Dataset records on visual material
======

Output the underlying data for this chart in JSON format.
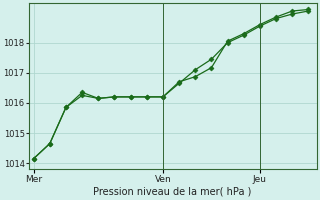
{
  "xlabel": "Pression niveau de la mer( hPa )",
  "background_color": "#d5f0ec",
  "grid_color": "#b0d8d0",
  "line_color": "#1a6b1a",
  "ylim": [
    1013.8,
    1019.3
  ],
  "yticks": [
    1014,
    1015,
    1016,
    1017,
    1018
  ],
  "x_ticks_pos": [
    0,
    8,
    14
  ],
  "x_ticks_labels": [
    "Mer",
    "Ven",
    "Jeu"
  ],
  "n_points": 18,
  "series1_x": [
    0,
    1,
    2,
    3,
    4,
    5,
    6,
    7,
    8,
    9,
    10,
    11,
    12,
    13,
    14,
    15,
    16,
    17
  ],
  "series1_y": [
    1014.15,
    1014.65,
    1015.85,
    1016.25,
    1016.15,
    1016.2,
    1016.2,
    1016.2,
    1016.2,
    1016.65,
    1017.1,
    1017.45,
    1018.0,
    1018.25,
    1018.55,
    1018.8,
    1018.95,
    1019.05
  ],
  "series2_x": [
    0,
    1,
    2,
    3,
    4,
    5,
    6,
    7,
    8,
    9,
    10,
    11,
    12,
    13,
    14,
    15,
    16,
    17
  ],
  "series2_y": [
    1014.15,
    1014.65,
    1015.85,
    1016.35,
    1016.15,
    1016.2,
    1016.2,
    1016.2,
    1016.2,
    1016.7,
    1016.87,
    1017.17,
    1018.05,
    1018.3,
    1018.6,
    1018.85,
    1019.05,
    1019.1
  ],
  "vline_pos": 8,
  "marker": "D",
  "marker_size": 2.5,
  "linewidth": 0.9,
  "spine_color": "#336633",
  "tick_labelsize": 6,
  "xlabel_fontsize": 7
}
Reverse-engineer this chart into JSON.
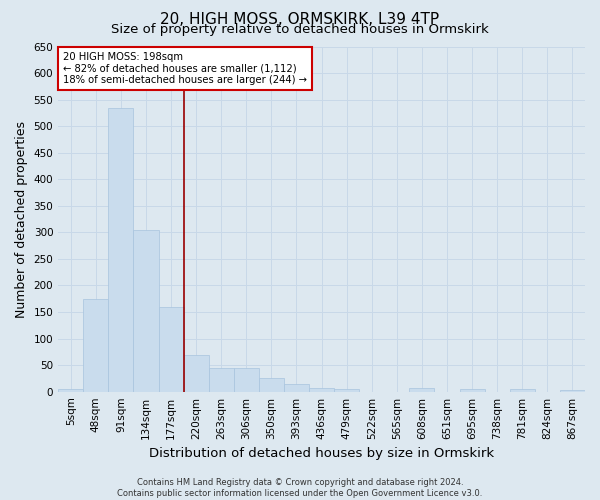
{
  "title": "20, HIGH MOSS, ORMSKIRK, L39 4TP",
  "subtitle": "Size of property relative to detached houses in Ormskirk",
  "xlabel": "Distribution of detached houses by size in Ormskirk",
  "ylabel": "Number of detached properties",
  "footer_line1": "Contains HM Land Registry data © Crown copyright and database right 2024.",
  "footer_line2": "Contains public sector information licensed under the Open Government Licence v3.0.",
  "bar_labels": [
    "5sqm",
    "48sqm",
    "91sqm",
    "134sqm",
    "177sqm",
    "220sqm",
    "263sqm",
    "306sqm",
    "350sqm",
    "393sqm",
    "436sqm",
    "479sqm",
    "522sqm",
    "565sqm",
    "608sqm",
    "651sqm",
    "695sqm",
    "738sqm",
    "781sqm",
    "824sqm",
    "867sqm"
  ],
  "bar_values": [
    5,
    175,
    535,
    305,
    160,
    70,
    45,
    45,
    25,
    15,
    7,
    5,
    0,
    0,
    6,
    0,
    5,
    0,
    5,
    0,
    3
  ],
  "bar_color": "#c9dced",
  "bar_edge_color": "#a8c4de",
  "grid_color": "#c8d8e8",
  "vline_color": "#990000",
  "annotation_line1": "20 HIGH MOSS: 198sqm",
  "annotation_line2": "← 82% of detached houses are smaller (1,112)",
  "annotation_line3": "18% of semi-detached houses are larger (244) →",
  "annotation_box_color": "white",
  "annotation_box_edge": "#cc0000",
  "ylim": [
    0,
    650
  ],
  "yticks": [
    0,
    50,
    100,
    150,
    200,
    250,
    300,
    350,
    400,
    450,
    500,
    550,
    600,
    650
  ],
  "background_color": "#dde8f0",
  "plot_bg_color": "#dde8f0",
  "title_fontsize": 11,
  "subtitle_fontsize": 9.5,
  "axis_label_fontsize": 9,
  "tick_fontsize": 7.5,
  "footer_fontsize": 6,
  "vline_x": 4.5
}
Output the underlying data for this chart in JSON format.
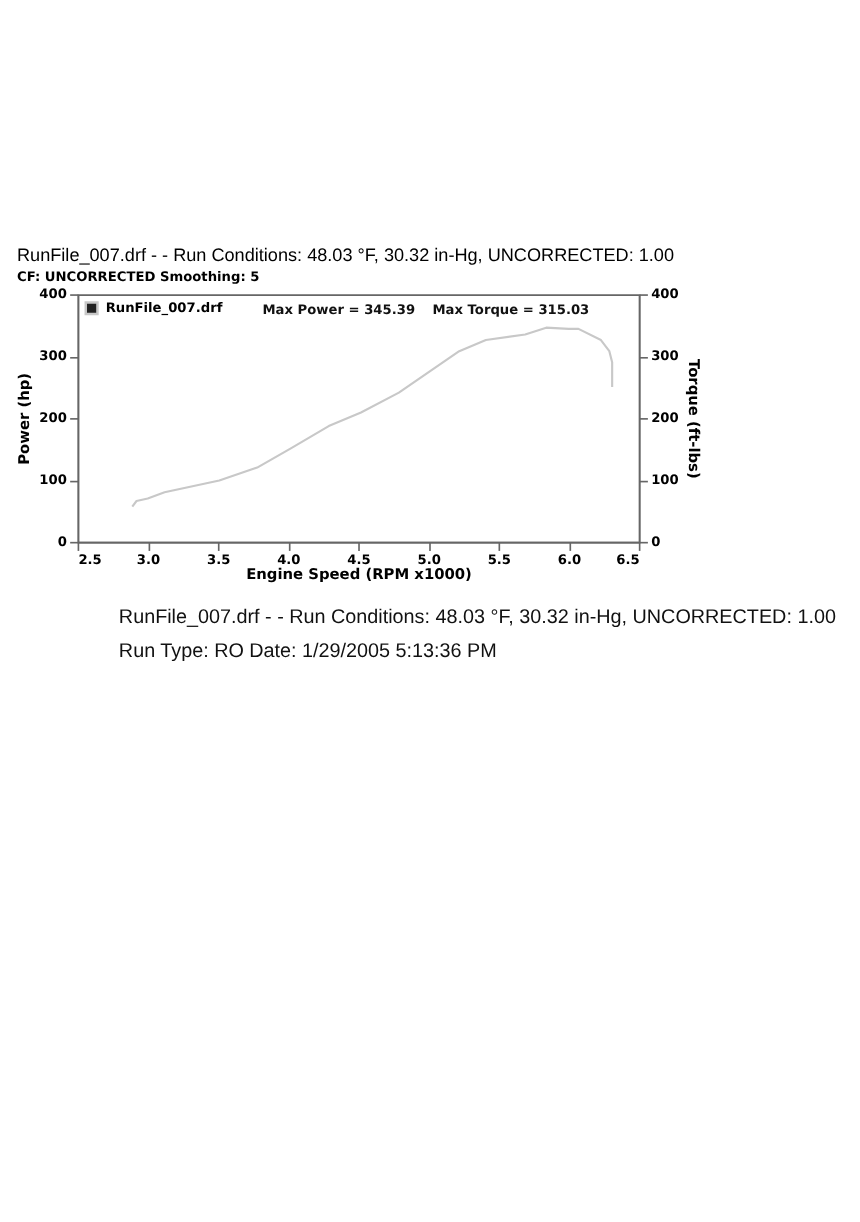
{
  "chart_data": {
    "type": "line",
    "title": "RunFile_007.drf -  - Run Conditions: 48.03 °F, 30.32 in-Hg, UNCORRECTED: 1.00",
    "subtitle": "CF: UNCORRECTED  Smoothing: 5",
    "xlabel": "Engine Speed (RPM x1000)",
    "ylabel": "Power (hp)",
    "y2label": "Torque (ft-lbs)",
    "xlim": [
      2.5,
      6.5
    ],
    "xticks": [
      {
        "value": 2.5,
        "label": "2.5"
      },
      {
        "value": 3.0,
        "label": "3.0"
      },
      {
        "value": 3.5,
        "label": "3.5"
      },
      {
        "value": 4.0,
        "label": "4.0"
      },
      {
        "value": 4.5,
        "label": "4.5"
      },
      {
        "value": 5.0,
        "label": "5.0"
      },
      {
        "value": 5.5,
        "label": "5.5"
      },
      {
        "value": 6.0,
        "label": "6.0"
      },
      {
        "value": 6.5,
        "label": "6.5"
      }
    ],
    "ylim": [
      0,
      400
    ],
    "yticks": [
      0,
      100,
      200,
      300,
      400
    ],
    "y2lim": [
      0,
      400
    ],
    "y2ticks": [
      0,
      100,
      200,
      300,
      400
    ],
    "series": [
      {
        "name": "RunFile_007.drf",
        "color": "#c8c8c8",
        "x": [
          2.89,
          2.92,
          3.0,
          3.12,
          3.51,
          3.78,
          4.02,
          4.29,
          4.52,
          4.79,
          5.22,
          5.41,
          5.69,
          5.84,
          6.0,
          6.07,
          6.23,
          6.29,
          6.31,
          6.31
        ],
        "values": [
          57,
          66,
          70,
          80,
          99,
          120,
          151,
          187,
          209,
          241,
          308,
          326,
          335,
          346,
          344,
          344,
          326,
          308,
          290,
          250
        ]
      }
    ],
    "legend": "top left",
    "grid": false,
    "marker": "none",
    "line_style": "solid",
    "annotations": [
      "Max Power = 345.39",
      "Max Torque = 315.03",
      "RunFile_007.drf -  - Run Conditions: 48.03 °F, 30.32 in-Hg, UNCORRECTED: 1.00",
      "Run Type: RO  Date: 1/29/2005 5:13:36 PM"
    ]
  }
}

======

__To do__
Gather all lines from the records above in which "Torque" appears.

__The answer__
    "y2label": "Torque (ft-lbs)",
      "Max Torque = 315.03",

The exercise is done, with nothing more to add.